» TASK OBJECTIVE
Without the pictures, write out all the lines below exactly as they appear.

» RECORDS TO PROCESS
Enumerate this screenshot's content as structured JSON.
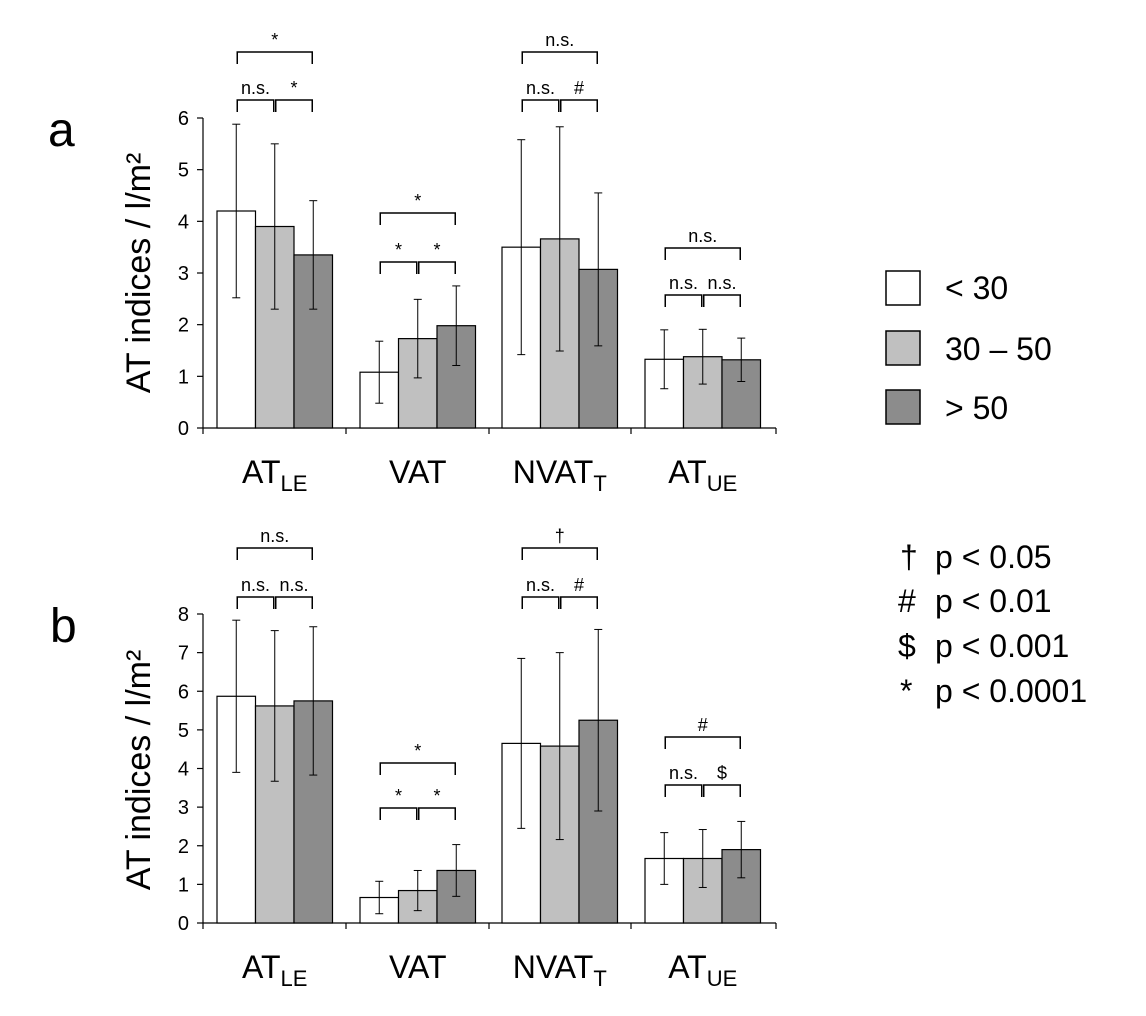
{
  "colors": {
    "group_lt30": "#ffffff",
    "group_30_50": "#c0c0c0",
    "group_gt50": "#8c8c8c",
    "stroke": "#000000"
  },
  "legend": {
    "groups": [
      {
        "label": "< 30",
        "color": "#ffffff"
      },
      {
        "label": "30 – 50",
        "color": "#c0c0c0"
      },
      {
        "label": "> 50",
        "color": "#8c8c8c"
      }
    ],
    "significance": [
      {
        "symbol": "†",
        "text": "p < 0.05"
      },
      {
        "symbol": "#",
        "text": "p < 0.01"
      },
      {
        "symbol": "$",
        "text": "p < 0.001"
      },
      {
        "symbol": "*",
        "text": "p < 0.0001"
      }
    ]
  },
  "chart_data": [
    {
      "panel": "a",
      "type": "bar",
      "ylabel": "AT indices / l/m²",
      "ylim": [
        0,
        6
      ],
      "yticks": [
        0,
        1,
        2,
        3,
        4,
        5,
        6
      ],
      "categories": [
        {
          "main": "AT",
          "sub": "LE"
        },
        {
          "main": "VAT",
          "sub": ""
        },
        {
          "main": "NVAT",
          "sub": "T"
        },
        {
          "main": "AT",
          "sub": "UE"
        }
      ],
      "series": [
        {
          "name": "< 30",
          "values": [
            4.2,
            1.08,
            3.5,
            1.33
          ],
          "errors": [
            1.68,
            0.6,
            2.08,
            0.57
          ]
        },
        {
          "name": "30 – 50",
          "values": [
            3.9,
            1.73,
            3.66,
            1.38
          ],
          "errors": [
            1.6,
            0.76,
            2.17,
            0.53
          ]
        },
        {
          "name": "> 50",
          "values": [
            3.35,
            1.98,
            3.07,
            1.32
          ],
          "errors": [
            1.05,
            0.77,
            1.48,
            0.42
          ]
        }
      ],
      "annotations": [
        {
          "category": 0,
          "pairs": [
            "n.s.",
            "*"
          ],
          "overall": "*"
        },
        {
          "category": 1,
          "pairs": [
            "*",
            "*"
          ],
          "overall": "*"
        },
        {
          "category": 2,
          "pairs": [
            "n.s.",
            "#"
          ],
          "overall": "n.s."
        },
        {
          "category": 3,
          "pairs": [
            "n.s.",
            "n.s."
          ],
          "overall": "n.s."
        }
      ]
    },
    {
      "panel": "b",
      "type": "bar",
      "ylabel": "AT indices / l/m²",
      "ylim": [
        0,
        8
      ],
      "yticks": [
        0,
        1,
        2,
        3,
        4,
        5,
        6,
        7,
        8
      ],
      "categories": [
        {
          "main": "AT",
          "sub": "LE"
        },
        {
          "main": "VAT",
          "sub": ""
        },
        {
          "main": "NVAT",
          "sub": "T"
        },
        {
          "main": "AT",
          "sub": "UE"
        }
      ],
      "series": [
        {
          "name": "< 30",
          "values": [
            5.87,
            0.66,
            4.65,
            1.67
          ],
          "errors": [
            1.97,
            0.42,
            2.2,
            0.67
          ]
        },
        {
          "name": "30 – 50",
          "values": [
            5.62,
            0.84,
            4.58,
            1.67
          ],
          "errors": [
            1.95,
            0.52,
            2.42,
            0.75
          ]
        },
        {
          "name": "> 50",
          "values": [
            5.75,
            1.36,
            5.25,
            1.9
          ],
          "errors": [
            1.92,
            0.67,
            2.35,
            0.73
          ]
        }
      ],
      "annotations": [
        {
          "category": 0,
          "pairs": [
            "n.s.",
            "n.s."
          ],
          "overall": "n.s."
        },
        {
          "category": 1,
          "pairs": [
            "*",
            "*"
          ],
          "overall": "*"
        },
        {
          "category": 2,
          "pairs": [
            "n.s.",
            "#"
          ],
          "overall": "†"
        },
        {
          "category": 3,
          "pairs": [
            "n.s.",
            "$"
          ],
          "overall": "#"
        }
      ]
    }
  ]
}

» TASK SOLUTION
Enumerate this screenshot's content as structured JSON.
{
  "colors": {
    "group_lt30": "#ffffff",
    "group_30_50": "#c0c0c0",
    "group_gt50": "#8c8c8c",
    "stroke": "#000000"
  },
  "legend": {
    "groups": [
      {
        "label": "< 30",
        "color": "#ffffff"
      },
      {
        "label": "30 – 50",
        "color": "#c0c0c0"
      },
      {
        "label": "> 50",
        "color": "#8c8c8c"
      }
    ],
    "significance": [
      {
        "symbol": "†",
        "text": "p < 0.05"
      },
      {
        "symbol": "#",
        "text": "p < 0.01"
      },
      {
        "symbol": "$",
        "text": "p < 0.001"
      },
      {
        "symbol": "*",
        "text": "p < 0.0001"
      }
    ]
  },
  "chart_data": [
    {
      "panel": "a",
      "type": "bar",
      "ylabel": "AT indices / l/m²",
      "ylim": [
        0,
        6
      ],
      "yticks": [
        0,
        1,
        2,
        3,
        4,
        5,
        6
      ],
      "categories": [
        {
          "main": "AT",
          "sub": "LE"
        },
        {
          "main": "VAT",
          "sub": ""
        },
        {
          "main": "NVAT",
          "sub": "T"
        },
        {
          "main": "AT",
          "sub": "UE"
        }
      ],
      "series": [
        {
          "name": "< 30",
          "values": [
            4.2,
            1.08,
            3.5,
            1.33
          ],
          "errors": [
            1.68,
            0.6,
            2.08,
            0.57
          ]
        },
        {
          "name": "30 – 50",
          "values": [
            3.9,
            1.73,
            3.66,
            1.38
          ],
          "errors": [
            1.6,
            0.76,
            2.17,
            0.53
          ]
        },
        {
          "name": "> 50",
          "values": [
            3.35,
            1.98,
            3.07,
            1.32
          ],
          "errors": [
            1.05,
            0.77,
            1.48,
            0.42
          ]
        }
      ],
      "annotations": [
        {
          "category": 0,
          "pairs": [
            "n.s.",
            "*"
          ],
          "overall": "*"
        },
        {
          "category": 1,
          "pairs": [
            "*",
            "*"
          ],
          "overall": "*"
        },
        {
          "category": 2,
          "pairs": [
            "n.s.",
            "#"
          ],
          "overall": "n.s."
        },
        {
          "category": 3,
          "pairs": [
            "n.s.",
            "n.s."
          ],
          "overall": "n.s."
        }
      ]
    },
    {
      "panel": "b",
      "type": "bar",
      "ylabel": "AT indices / l/m²",
      "ylim": [
        0,
        8
      ],
      "yticks": [
        0,
        1,
        2,
        3,
        4,
        5,
        6,
        7,
        8
      ],
      "categories": [
        {
          "main": "AT",
          "sub": "LE"
        },
        {
          "main": "VAT",
          "sub": ""
        },
        {
          "main": "NVAT",
          "sub": "T"
        },
        {
          "main": "AT",
          "sub": "UE"
        }
      ],
      "series": [
        {
          "name": "< 30",
          "values": [
            5.87,
            0.66,
            4.65,
            1.67
          ],
          "errors": [
            1.97,
            0.42,
            2.2,
            0.67
          ]
        },
        {
          "name": "30 – 50",
          "values": [
            5.62,
            0.84,
            4.58,
            1.67
          ],
          "errors": [
            1.95,
            0.52,
            2.42,
            0.75
          ]
        },
        {
          "name": "> 50",
          "values": [
            5.75,
            1.36,
            5.25,
            1.9
          ],
          "errors": [
            1.92,
            0.67,
            2.35,
            0.73
          ]
        }
      ],
      "annotations": [
        {
          "category": 0,
          "pairs": [
            "n.s.",
            "n.s."
          ],
          "overall": "n.s."
        },
        {
          "category": 1,
          "pairs": [
            "*",
            "*"
          ],
          "overall": "*"
        },
        {
          "category": 2,
          "pairs": [
            "n.s.",
            "#"
          ],
          "overall": "†"
        },
        {
          "category": 3,
          "pairs": [
            "n.s.",
            "$"
          ],
          "overall": "#"
        }
      ]
    }
  ]
}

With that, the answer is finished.